Copy out the lines below word for word, leaving out the pictures.

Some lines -
★ ★ ★ ★ ★

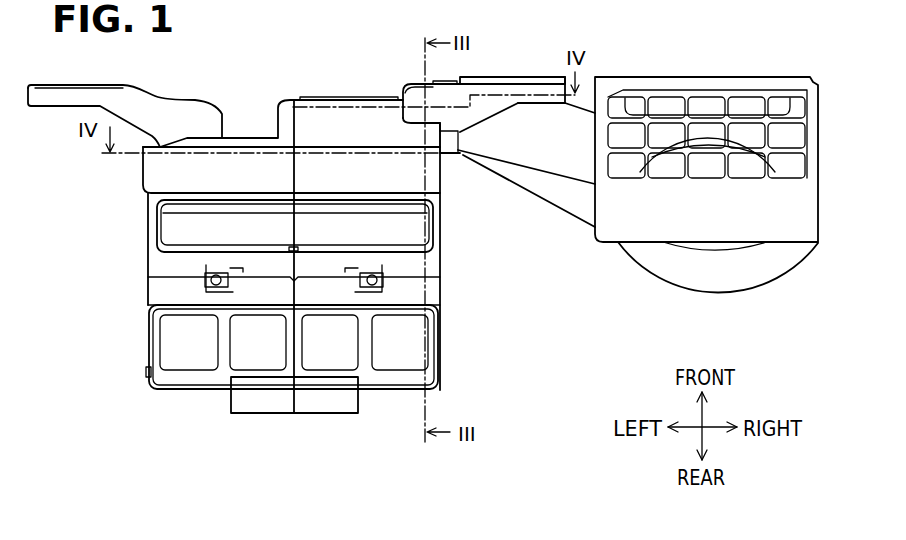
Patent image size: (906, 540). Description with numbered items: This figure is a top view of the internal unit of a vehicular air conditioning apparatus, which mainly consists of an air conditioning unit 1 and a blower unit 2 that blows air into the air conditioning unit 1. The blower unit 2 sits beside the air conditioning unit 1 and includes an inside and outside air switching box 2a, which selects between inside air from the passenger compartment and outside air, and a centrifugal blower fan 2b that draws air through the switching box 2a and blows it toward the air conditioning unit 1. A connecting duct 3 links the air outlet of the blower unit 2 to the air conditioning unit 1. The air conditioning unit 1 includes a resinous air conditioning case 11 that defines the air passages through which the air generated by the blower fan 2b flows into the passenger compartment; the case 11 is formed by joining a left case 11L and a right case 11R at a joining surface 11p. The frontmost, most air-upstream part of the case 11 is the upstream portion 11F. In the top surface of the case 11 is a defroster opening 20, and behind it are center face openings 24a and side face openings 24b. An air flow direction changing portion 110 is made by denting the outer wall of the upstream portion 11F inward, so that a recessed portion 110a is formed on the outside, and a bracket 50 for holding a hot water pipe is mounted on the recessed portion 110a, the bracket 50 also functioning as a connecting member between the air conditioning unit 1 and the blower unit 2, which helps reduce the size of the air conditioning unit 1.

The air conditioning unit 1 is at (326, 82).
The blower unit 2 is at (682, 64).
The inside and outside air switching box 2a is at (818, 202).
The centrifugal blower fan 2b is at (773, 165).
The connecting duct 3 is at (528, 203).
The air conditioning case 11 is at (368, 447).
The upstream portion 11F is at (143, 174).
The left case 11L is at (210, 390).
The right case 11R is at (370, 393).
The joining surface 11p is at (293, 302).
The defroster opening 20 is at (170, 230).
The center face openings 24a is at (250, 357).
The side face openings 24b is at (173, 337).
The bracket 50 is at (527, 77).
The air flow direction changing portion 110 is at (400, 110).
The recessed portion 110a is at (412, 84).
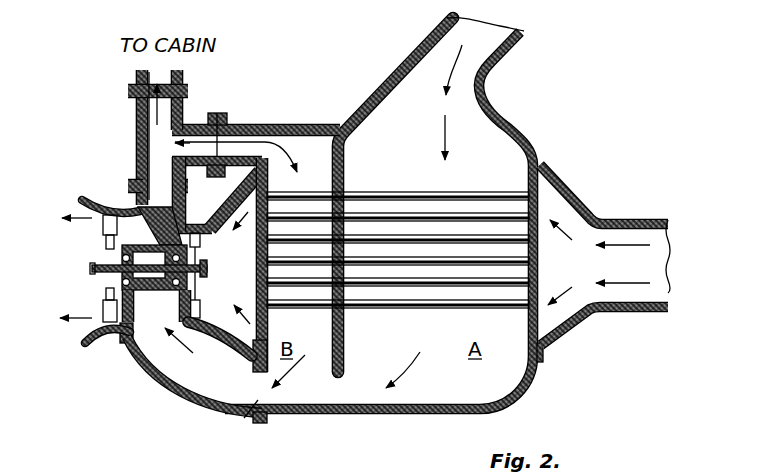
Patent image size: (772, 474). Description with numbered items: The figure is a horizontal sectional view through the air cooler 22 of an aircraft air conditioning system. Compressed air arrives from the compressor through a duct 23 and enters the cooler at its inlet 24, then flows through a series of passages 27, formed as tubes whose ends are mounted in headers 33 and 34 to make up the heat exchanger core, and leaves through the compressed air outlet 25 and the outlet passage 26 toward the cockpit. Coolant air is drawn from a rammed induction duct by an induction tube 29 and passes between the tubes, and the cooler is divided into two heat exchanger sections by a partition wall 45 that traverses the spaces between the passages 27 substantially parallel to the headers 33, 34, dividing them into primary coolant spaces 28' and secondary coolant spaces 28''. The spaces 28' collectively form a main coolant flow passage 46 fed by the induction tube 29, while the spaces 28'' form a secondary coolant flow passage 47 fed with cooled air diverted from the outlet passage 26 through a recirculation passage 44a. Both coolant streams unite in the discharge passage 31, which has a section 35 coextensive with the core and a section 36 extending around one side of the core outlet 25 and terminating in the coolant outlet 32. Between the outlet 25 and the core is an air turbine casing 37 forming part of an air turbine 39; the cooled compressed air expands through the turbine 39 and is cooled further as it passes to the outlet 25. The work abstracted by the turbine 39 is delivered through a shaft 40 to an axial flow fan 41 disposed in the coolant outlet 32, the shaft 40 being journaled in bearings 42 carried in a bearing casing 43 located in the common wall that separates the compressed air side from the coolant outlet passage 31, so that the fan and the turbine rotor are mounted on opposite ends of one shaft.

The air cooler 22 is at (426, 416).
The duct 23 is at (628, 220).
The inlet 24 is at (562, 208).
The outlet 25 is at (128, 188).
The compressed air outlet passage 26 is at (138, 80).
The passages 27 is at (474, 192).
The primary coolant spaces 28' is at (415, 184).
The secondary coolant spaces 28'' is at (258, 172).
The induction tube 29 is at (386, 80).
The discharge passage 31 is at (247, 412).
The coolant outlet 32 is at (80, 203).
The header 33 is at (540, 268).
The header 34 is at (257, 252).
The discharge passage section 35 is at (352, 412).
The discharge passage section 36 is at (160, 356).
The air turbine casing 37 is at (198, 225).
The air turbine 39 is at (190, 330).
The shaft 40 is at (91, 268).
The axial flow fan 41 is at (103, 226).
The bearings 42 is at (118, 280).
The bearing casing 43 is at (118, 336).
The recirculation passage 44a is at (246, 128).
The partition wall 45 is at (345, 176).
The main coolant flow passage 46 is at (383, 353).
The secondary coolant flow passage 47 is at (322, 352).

★ ★ ★ ★ ★

Output for this exercise -
Patent image size: (906, 540). Description with numbered items: This figure is a top view of the internal unit of a vehicular air conditioning apparatus, which mainly consists of an air conditioning unit 1 and a blower unit 2 that blows air into the air conditioning unit 1. The blower unit 2 sits beside the air conditioning unit 1 and includes an inside and outside air switching box 2a, which selects between inside air from the passenger compartment and outside air, and a centrifugal blower fan 2b that draws air through the switching box 2a and blows it toward the air conditioning unit 1. A connecting duct 3 links the air outlet of the blower unit 2 to the air conditioning unit 1. The air conditioning unit 1 includes a resinous air conditioning case 11 that defines the air passages through which the air generated by the blower fan 2b flows into the passenger compartment; the case 11 is formed by joining a left case 11L and a right case 11R at a joining surface 11p. The frontmost, most air-upstream part of the case 11 is the upstream portion 11F. In the top surface of the case 11 is a defroster opening 20, and behind it are center face openings 24a and side face openings 24b. An air flow direction changing portion 110 is made by denting the outer wall of the upstream portion 11F inward, so that a recessed portion 110a is formed on the outside, and a bracket 50 for holding a hot water pipe is mounted on the recessed portion 110a, the bracket 50 also functioning as a connecting member between the air conditioning unit 1 and the blower unit 2, which helps reduce the size of the air conditioning unit 1.

The air conditioning unit 1 is at (326, 82).
The blower unit 2 is at (682, 64).
The inside and outside air switching box 2a is at (818, 202).
The centrifugal blower fan 2b is at (773, 165).
The connecting duct 3 is at (528, 203).
The air conditioning case 11 is at (368, 447).
The upstream portion 11F is at (143, 174).
The left case 11L is at (210, 390).
The right case 11R is at (370, 393).
The joining surface 11p is at (293, 302).
The defroster opening 20 is at (170, 230).
The center face openings 24a is at (250, 357).
The side face openings 24b is at (173, 337).
The bracket 50 is at (527, 77).
The air flow direction changing portion 110 is at (400, 110).
The recessed portion 110a is at (412, 84).
Patent image size: (772, 474). Description with numbered items: The figure is a horizontal sectional view through the air cooler 22 of an aircraft air conditioning system. Compressed air arrives from the compressor through a duct 23 and enters the cooler at its inlet 24, then flows through a series of passages 27, formed as tubes whose ends are mounted in headers 33 and 34 to make up the heat exchanger core, and leaves through the compressed air outlet 25 and the outlet passage 26 toward the cockpit. Coolant air is drawn from a rammed induction duct by an induction tube 29 and passes between the tubes, and the cooler is divided into two heat exchanger sections by a partition wall 45 that traverses the spaces between the passages 27 substantially parallel to the headers 33, 34, dividing them into primary coolant spaces 28' and secondary coolant spaces 28''. The spaces 28' collectively form a main coolant flow passage 46 fed by the induction tube 29, while the spaces 28'' form a secondary coolant flow passage 47 fed with cooled air diverted from the outlet passage 26 through a recirculation passage 44a. Both coolant streams unite in the discharge passage 31, which has a section 35 coextensive with the core and a section 36 extending around one side of the core outlet 25 and terminating in the coolant outlet 32. Between the outlet 25 and the core is an air turbine casing 37 forming part of an air turbine 39; the cooled compressed air expands through the turbine 39 and is cooled further as it passes to the outlet 25. The work abstracted by the turbine 39 is delivered through a shaft 40 to an axial flow fan 41 disposed in the coolant outlet 32, the shaft 40 being journaled in bearings 42 carried in a bearing casing 43 located in the common wall that separates the compressed air side from the coolant outlet passage 31, so that the fan and the turbine rotor are mounted on opposite ends of one shaft.

The air cooler 22 is at (426, 416).
The duct 23 is at (628, 220).
The inlet 24 is at (562, 208).
The outlet 25 is at (128, 188).
The compressed air outlet passage 26 is at (138, 80).
The passages 27 is at (474, 192).
The primary coolant spaces 28' is at (415, 184).
The secondary coolant spaces 28'' is at (258, 172).
The induction tube 29 is at (386, 80).
The discharge passage 31 is at (247, 412).
The coolant outlet 32 is at (80, 203).
The header 33 is at (540, 268).
The header 34 is at (257, 252).
The discharge passage section 35 is at (352, 412).
The discharge passage section 36 is at (160, 356).
The air turbine casing 37 is at (198, 225).
The air turbine 39 is at (190, 330).
The shaft 40 is at (91, 268).
The axial flow fan 41 is at (103, 226).
The bearings 42 is at (118, 280).
The bearing casing 43 is at (118, 336).
The recirculation passage 44a is at (246, 128).
The partition wall 45 is at (345, 176).
The main coolant flow passage 46 is at (383, 353).
The secondary coolant flow passage 47 is at (322, 352).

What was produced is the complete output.